### The data:
----------
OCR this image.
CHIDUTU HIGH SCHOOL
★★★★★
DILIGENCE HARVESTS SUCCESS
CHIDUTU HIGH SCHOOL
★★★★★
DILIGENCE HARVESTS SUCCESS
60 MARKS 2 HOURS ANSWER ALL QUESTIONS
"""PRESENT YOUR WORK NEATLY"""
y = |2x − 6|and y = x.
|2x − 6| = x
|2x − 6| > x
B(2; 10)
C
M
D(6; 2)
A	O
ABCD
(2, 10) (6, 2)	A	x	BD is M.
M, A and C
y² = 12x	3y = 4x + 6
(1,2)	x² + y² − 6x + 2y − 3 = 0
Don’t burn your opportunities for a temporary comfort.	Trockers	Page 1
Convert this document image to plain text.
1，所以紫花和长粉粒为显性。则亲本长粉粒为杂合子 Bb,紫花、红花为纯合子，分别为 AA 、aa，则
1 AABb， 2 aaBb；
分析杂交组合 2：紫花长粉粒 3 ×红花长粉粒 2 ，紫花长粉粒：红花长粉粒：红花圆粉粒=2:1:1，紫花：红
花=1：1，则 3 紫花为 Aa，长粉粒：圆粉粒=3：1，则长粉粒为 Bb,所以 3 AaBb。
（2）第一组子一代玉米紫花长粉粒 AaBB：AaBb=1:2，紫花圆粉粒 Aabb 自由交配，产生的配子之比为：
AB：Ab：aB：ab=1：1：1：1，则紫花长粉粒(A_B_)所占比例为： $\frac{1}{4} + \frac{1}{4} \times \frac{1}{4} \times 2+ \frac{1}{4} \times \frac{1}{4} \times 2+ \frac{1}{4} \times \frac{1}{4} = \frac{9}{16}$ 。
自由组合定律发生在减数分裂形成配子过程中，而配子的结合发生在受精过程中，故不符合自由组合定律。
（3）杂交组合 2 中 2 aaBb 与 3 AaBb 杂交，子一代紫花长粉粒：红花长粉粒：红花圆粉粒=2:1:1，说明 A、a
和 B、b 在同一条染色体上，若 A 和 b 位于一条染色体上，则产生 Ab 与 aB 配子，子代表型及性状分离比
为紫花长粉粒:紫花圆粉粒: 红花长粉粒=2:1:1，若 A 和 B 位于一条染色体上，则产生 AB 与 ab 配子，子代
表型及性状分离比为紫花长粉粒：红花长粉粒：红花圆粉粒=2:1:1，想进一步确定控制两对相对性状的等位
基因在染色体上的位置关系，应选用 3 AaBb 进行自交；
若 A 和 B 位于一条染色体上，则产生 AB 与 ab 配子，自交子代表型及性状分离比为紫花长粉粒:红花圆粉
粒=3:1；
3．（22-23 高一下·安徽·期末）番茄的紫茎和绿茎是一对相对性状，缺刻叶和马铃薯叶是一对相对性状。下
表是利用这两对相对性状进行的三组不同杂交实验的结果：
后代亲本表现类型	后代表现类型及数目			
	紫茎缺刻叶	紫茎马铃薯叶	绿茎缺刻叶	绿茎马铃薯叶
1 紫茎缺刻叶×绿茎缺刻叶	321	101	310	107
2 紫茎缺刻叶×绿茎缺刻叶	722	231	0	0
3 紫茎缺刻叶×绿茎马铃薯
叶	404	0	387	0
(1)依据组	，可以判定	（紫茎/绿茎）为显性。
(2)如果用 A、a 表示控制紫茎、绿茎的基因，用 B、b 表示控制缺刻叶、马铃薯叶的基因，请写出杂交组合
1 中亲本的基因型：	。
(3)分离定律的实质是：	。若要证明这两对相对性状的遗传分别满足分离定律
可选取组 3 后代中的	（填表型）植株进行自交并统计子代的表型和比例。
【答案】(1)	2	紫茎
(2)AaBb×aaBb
----------
### Written exercise:
Nothing may be left out: return each entry exactly as it reads.

### The response:
OCR this image.
CHIDUTU HIGH SCHOOL
★★★★★
DILIGENCE HARVESTS SUCCESS
CHIDUTU HIGH SCHOOL
★★★★★
DILIGENCE HARVESTS SUCCESS
60 MARKS 2 HOURS ANSWER ALL QUESTIONS
"""PRESENT YOUR WORK NEATLY"""
y = |2x − 6|and y = x.
|2x − 6| = x
|2x − 6| > x
B(2; 10)
C
M
D(6; 2)
A	O
ABCD
(2, 10) (6, 2)	A	x	BD is M.
M, A and C
y² = 12x	3y = 4x + 6
(1,2)	x² + y² − 6x + 2y − 3 = 0
Don’t burn your opportunities for a temporary comfort.	Trockers	Page 1
Convert this document image to plain text.
1，所以紫花和长粉粒为显性。则亲本长粉粒为杂合子 Bb,紫花、红花为纯合子，分别为 AA 、aa，则
1 AABb， 2 aaBb；
分析杂交组合 2：紫花长粉粒 3 ×红花长粉粒 2 ，紫花长粉粒：红花长粉粒：红花圆粉粒=2:1:1，紫花：红
花=1：1，则 3 紫花为 Aa，长粉粒：圆粉粒=3：1，则长粉粒为 Bb,所以 3 AaBb。
（2）第一组子一代玉米紫花长粉粒 AaBB：AaBb=1:2，紫花圆粉粒 Aabb 自由交配，产生的配子之比为：
AB：Ab：aB：ab=1：1：1：1，则紫花长粉粒(A_B_)所占比例为： $\frac{1}{4} + \frac{1}{4} \times \frac{1}{4} \times 2+ \frac{1}{4} \times \frac{1}{4} \times 2+ \frac{1}{4} \times \frac{1}{4} = \frac{9}{16}$ 。
自由组合定律发生在减数分裂形成配子过程中，而配子的结合发生在受精过程中，故不符合自由组合定律。
（3）杂交组合 2 中 2 aaBb 与 3 AaBb 杂交，子一代紫花长粉粒：红花长粉粒：红花圆粉粒=2:1:1，说明 A、a
和 B、b 在同一条染色体上，若 A 和 b 位于一条染色体上，则产生 Ab 与 aB 配子，子代表型及性状分离比
为紫花长粉粒:紫花圆粉粒: 红花长粉粒=2:1:1，若 A 和 B 位于一条染色体上，则产生 AB 与 ab 配子，子代
表型及性状分离比为紫花长粉粒：红花长粉粒：红花圆粉粒=2:1:1，想进一步确定控制两对相对性状的等位
基因在染色体上的位置关系，应选用 3 AaBb 进行自交；
若 A 和 B 位于一条染色体上，则产生 AB 与 ab 配子，自交子代表型及性状分离比为紫花长粉粒:红花圆粉
粒=3:1；
3．（22-23 高一下·安徽·期末）番茄的紫茎和绿茎是一对相对性状，缺刻叶和马铃薯叶是一对相对性状。下
表是利用这两对相对性状进行的三组不同杂交实验的结果：
后代亲本表现类型	后代表现类型及数目			
	紫茎缺刻叶	紫茎马铃薯叶	绿茎缺刻叶	绿茎马铃薯叶
1 紫茎缺刻叶×绿茎缺刻叶	321	101	310	107
2 紫茎缺刻叶×绿茎缺刻叶	722	231	0	0
3 紫茎缺刻叶×绿茎马铃薯
叶	404	0	387	0
(1)依据组	，可以判定	（紫茎/绿茎）为显性。
(2)如果用 A、a 表示控制紫茎、绿茎的基因，用 B、b 表示控制缺刻叶、马铃薯叶的基因，请写出杂交组合
1 中亲本的基因型：	。
(3)分离定律的实质是：	。若要证明这两对相对性状的遗传分别满足分离定律
可选取组 3 后代中的	（填表型）植株进行自交并统计子代的表型和比例。
【答案】(1)	2	紫茎
(2)AaBb×aaBb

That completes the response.